Items listed in a dataset
BEGIN
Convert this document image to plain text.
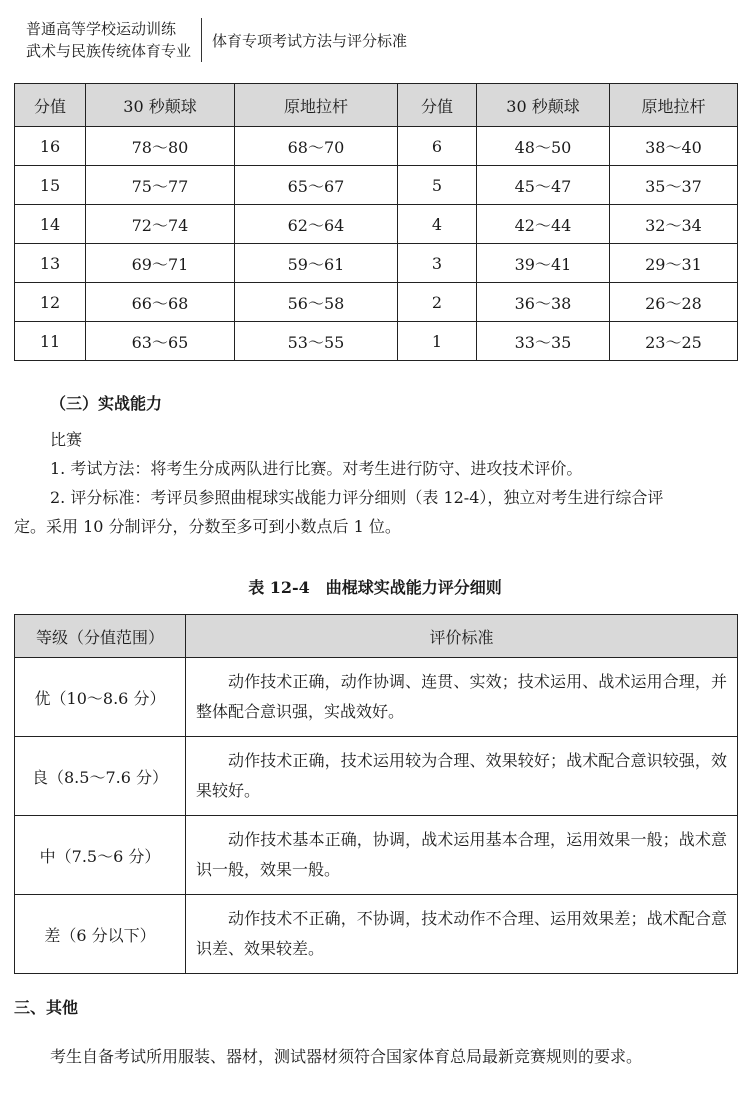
普通高等学校运动训练
武术与民族传统体育专业
体育专项考试方法与评分标准
分值	30 秒颠球	原地拉杆	分值	30 秒颠球	原地拉杆
16	78～80	68～70	6	48～50	38～40
15	75～77	65～67	5	45～47	35～37
14	72～74	62～64	4	42～44	32～34
13	69～71	59～61	3	39～41	29～31
12	66～68	56～58	2	36～38	26～28
11	63～65	53～55	1	33～35	23～25
（三）实战能力
比赛
1. 考试方法：将考生分成两队进行比赛。对考生进行防守、进攻技术评价。
2. 评分标准：考评员参照曲棍球实战能力评分细则（表 12-4），独立对考生进行综合评
定。采用 10 分制评分，分数至多可到小数点后 1 位。
表 12-4　曲棍球实战能力评分细则
等级（分值范围）	评价标准
优（10～8.6 分）	动作技术正确，动作协调、连贯、实效；技术运用、战术运用合理，并整体配合意识强，实战效好。

良（8.5～7.6 分）	动作技术正确，技术运用较为合理、效果较好；战术配合意识较强，效果较好。

中（7.5～6 分）	动作技术基本正确，协调，战术运用基本合理，运用效果一般；战术意识一般，效果一般。

差（6 分以下）	动作技术不正确，不协调，技术动作不合理、运用效果差；战术配合意识差、效果较差。
三、其他
考生自备考试所用服装、器材，测试器材须符合国家体育总局最新竞赛规则的要求。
END
• **THE REQUEST**:
Look for the word "动作技术正确" in every line of the listing and copy the lines that have it.

• **SOLUTION TO THE PROBLEM**:
优（10～8.6 分）	动作技术正确，动作协调、连贯、实效；技术运用、战术运用合理，并整体配合意识强，实战效好。
良（8.5～7.6 分）	动作技术正确，技术运用较为合理、效果较好；战术配合意识较强，效果较好。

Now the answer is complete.